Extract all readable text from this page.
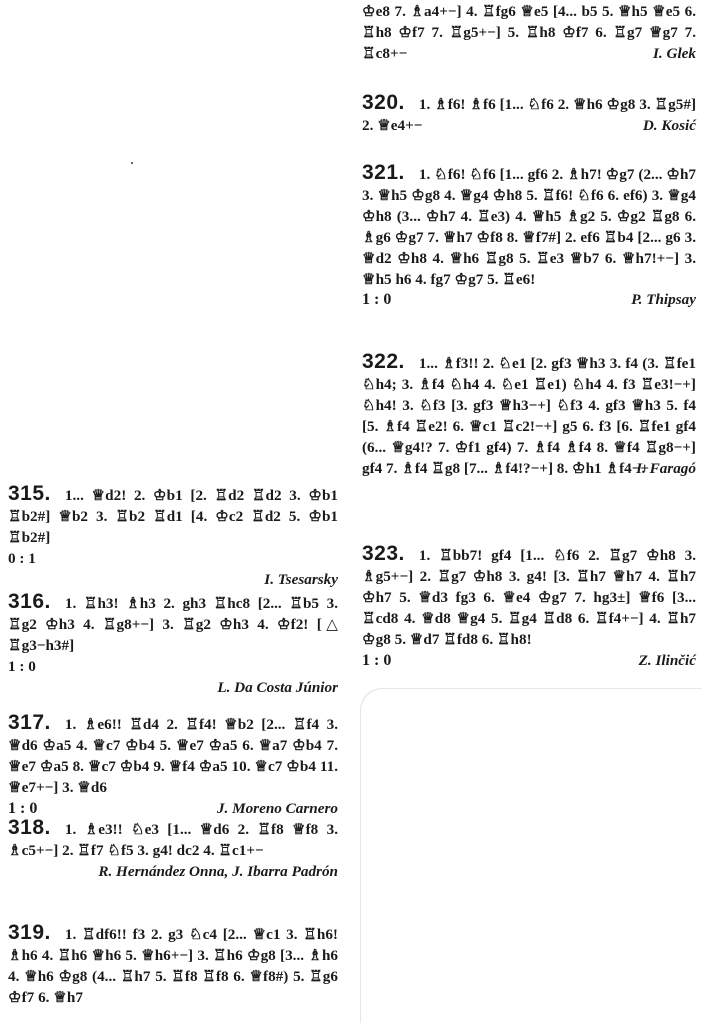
315. 1... ♕d2! 2. ♔b1 [2. ♖d2 ♖d2 3. ♔b1 ♖b2#] ♕b2 3. ♖b2 ♖d1 [4. ♔c2 ♖d2 5. ♔b1 ♖b2#]

0 : 1

I. Tsesarsky

316. 1. ♖h3! ♗h3 2. gh3 ♖hc8 [2... ♖b5 3. ♖g2 ♔h3 4. ♖g8+−] 3. ♖g2 ♔h3 4. ♔f2! [△ ♖g3−h3#]

1 : 0

L. Da Costa Júnior

317. 1. ♗e6!! ♖d4 2. ♖f4! ♕b2 [2... ♖f4 3. ♕d6 ♔a5 4. ♕c7 ♔b4 5. ♕e7 ♔a5 6. ♕a7 ♔b4 7. ♕e7 ♔a5 8. ♕c7 ♔b4 9. ♕f4 ♔a5 10. ♕c7 ♔b4 11. ♕e7+−] 3. ♕d6

1 : 0	J. Moreno Carnero

318. 1. ♗e3!! ♘e3 [1... ♕d6 2. ♖f8 ♕f8 3. ♗c5+−] 2. ♖f7 ♘f5 3. g4! dc2 4. ♖c1+−

R. Hernández Onna, J. Ibarra Padrón

319. 1. ♖df6!! f3 2. g3 ♘c4 [2... ♕c1 3. ♖h6! ♗h6 4. ♖h6 ♕h6 5. ♕h6+−] 3. ♖h6 ♔g8 [3... ♗h6 4. ♕h6 ♔g8 (4... ♖h7 5. ♖f8 ♖f8 6. ♕f8#) 5. ♖g6 ♔f7 6. ♕h7

♔e8 7. ♗a4+−] 4. ♖fg6 ♕e5 [4... b5 5. ♕h5 ♕e5 6. ♖h8 ♔f7 7. ♖g5+−] 5. ♖h8 ♔f7 6. ♖g7 ♕g7 7. ♖c8+−	I. Glek

320. 1. ♗f6! ♗f6 [1... ♘f6 2. ♕h6 ♔g8 3. ♖g5#] 2. ♕e4+−	D. Kosić

321. 1. ♘f6! ♘f6 [1... gf6 2. ♗h7! ♔g7 (2... ♔h7 3. ♕h5 ♔g8 4. ♕g4 ♔h8 5. ♖f6! ♘f6 6. ef6) 3. ♕g4 ♔h8 (3... ♔h7 4. ♖e3) 4. ♕h5 ♗g2 5. ♔g2 ♖g8 6. ♗g6 ♔g7 7. ♕h7 ♔f8 8. ♕f7#] 2. ef6 ♖b4 [2... g6 3. ♕d2 ♔h8 4. ♕h6 ♖g8 5. ♖e3 ♕b7 6. ♕h7!+−] 3. ♕h5 h6 4. fg7 ♔g7 5. ♖e6!

1 : 0	P. Thipsay

322. 1... ♗f3!! 2. ♘e1 [2. gf3 ♕h3 3. f4 (3. ♖fe1 ♘h4; 3. ♗f4 ♘h4 4. ♘e1 ♖e1) ♘h4 4. f3 ♖e3!−+] ♘h4! 3. ♘f3 [3. gf3 ♕h3−+] ♘f3 4. gf3 ♕h3 5. f4 [5. ♗f4 ♖e2! 6. ♕c1 ♖c2!−+] g5 6. f3 [6. ♖fe1 gf4 (6... ♕g4!? 7. ♔f1 gf4) 7. ♗f4 ♗f4 8. ♕f4 ♖g8−+] gf4 7. ♗f4 ♖g8 [7... ♗f4!?−+] 8. ♔h1 ♗f4−+

I. Faragó

323. 1. ♖bb7! gf4 [1... ♘f6 2. ♖g7 ♔h8 3. ♗g5+−] 2. ♖g7 ♔h8 3. g4! [3. ♖h7 ♕h7 4. ♖h7 ♔h7 5. ♕d3 fg3 6. ♕e4 ♔g7 7. hg3±] ♕f6 [3... ♖cd8 4. ♕d8 ♕g4 5. ♖g4 ♖d8 6. ♖f4+−] 4. ♖h7 ♔g8 5. ♕d7 ♖fd8 6. ♖h8!

1 : 0	Z. Ilinčić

- _EXERCISE TASK_: Quote the material word for word, dropping any images it holds.

- _RESULT_:
Extract all readable text from this page.
315. 1... ♕d2! 2. ♔b1 [2. ♖d2 ♖d2 3. ♔b1 ♖b2#] ♕b2 3. ♖b2 ♖d1 [4. ♔c2 ♖d2 5. ♔b1 ♖b2#]

0 : 1

I. Tsesarsky

316. 1. ♖h3! ♗h3 2. gh3 ♖hc8 [2... ♖b5 3. ♖g2 ♔h3 4. ♖g8+−] 3. ♖g2 ♔h3 4. ♔f2! [△ ♖g3−h3#]

1 : 0

L. Da Costa Júnior

317. 1. ♗e6!! ♖d4 2. ♖f4! ♕b2 [2... ♖f4 3. ♕d6 ♔a5 4. ♕c7 ♔b4 5. ♕e7 ♔a5 6. ♕a7 ♔b4 7. ♕e7 ♔a5 8. ♕c7 ♔b4 9. ♕f4 ♔a5 10. ♕c7 ♔b4 11. ♕e7+−] 3. ♕d6

1 : 0	J. Moreno Carnero

318. 1. ♗e3!! ♘e3 [1... ♕d6 2. ♖f8 ♕f8 3. ♗c5+−] 2. ♖f7 ♘f5 3. g4! dc2 4. ♖c1+−

R. Hernández Onna, J. Ibarra Padrón

319. 1. ♖df6!! f3 2. g3 ♘c4 [2... ♕c1 3. ♖h6! ♗h6 4. ♖h6 ♕h6 5. ♕h6+−] 3. ♖h6 ♔g8 [3... ♗h6 4. ♕h6 ♔g8 (4... ♖h7 5. ♖f8 ♖f8 6. ♕f8#) 5. ♖g6 ♔f7 6. ♕h7

♔e8 7. ♗a4+−] 4. ♖fg6 ♕e5 [4... b5 5. ♕h5 ♕e5 6. ♖h8 ♔f7 7. ♖g5+−] 5. ♖h8 ♔f7 6. ♖g7 ♕g7 7. ♖c8+−	I. Glek

320. 1. ♗f6! ♗f6 [1... ♘f6 2. ♕h6 ♔g8 3. ♖g5#] 2. ♕e4+−	D. Kosić

321. 1. ♘f6! ♘f6 [1... gf6 2. ♗h7! ♔g7 (2... ♔h7 3. ♕h5 ♔g8 4. ♕g4 ♔h8 5. ♖f6! ♘f6 6. ef6) 3. ♕g4 ♔h8 (3... ♔h7 4. ♖e3) 4. ♕h5 ♗g2 5. ♔g2 ♖g8 6. ♗g6 ♔g7 7. ♕h7 ♔f8 8. ♕f7#] 2. ef6 ♖b4 [2... g6 3. ♕d2 ♔h8 4. ♕h6 ♖g8 5. ♖e3 ♕b7 6. ♕h7!+−] 3. ♕h5 h6 4. fg7 ♔g7 5. ♖e6!

1 : 0	P. Thipsay

322. 1... ♗f3!! 2. ♘e1 [2. gf3 ♕h3 3. f4 (3. ♖fe1 ♘h4; 3. ♗f4 ♘h4 4. ♘e1 ♖e1) ♘h4 4. f3 ♖e3!−+] ♘h4! 3. ♘f3 [3. gf3 ♕h3−+] ♘f3 4. gf3 ♕h3 5. f4 [5. ♗f4 ♖e2! 6. ♕c1 ♖c2!−+] g5 6. f3 [6. ♖fe1 gf4 (6... ♕g4!? 7. ♔f1 gf4) 7. ♗f4 ♗f4 8. ♕f4 ♖g8−+] gf4 7. ♗f4 ♖g8 [7... ♗f4!?−+] 8. ♔h1 ♗f4−+

I. Faragó

323. 1. ♖bb7! gf4 [1... ♘f6 2. ♖g7 ♔h8 3. ♗g5+−] 2. ♖g7 ♔h8 3. g4! [3. ♖h7 ♕h7 4. ♖h7 ♔h7 5. ♕d3 fg3 6. ♕e4 ♔g7 7. hg3±] ♕f6 [3... ♖cd8 4. ♕d8 ♕g4 5. ♖g4 ♖d8 6. ♖f4+−] 4. ♖h7 ♔g8 5. ♕d7 ♖fd8 6. ♖h8!

1 : 0	Z. Ilinčić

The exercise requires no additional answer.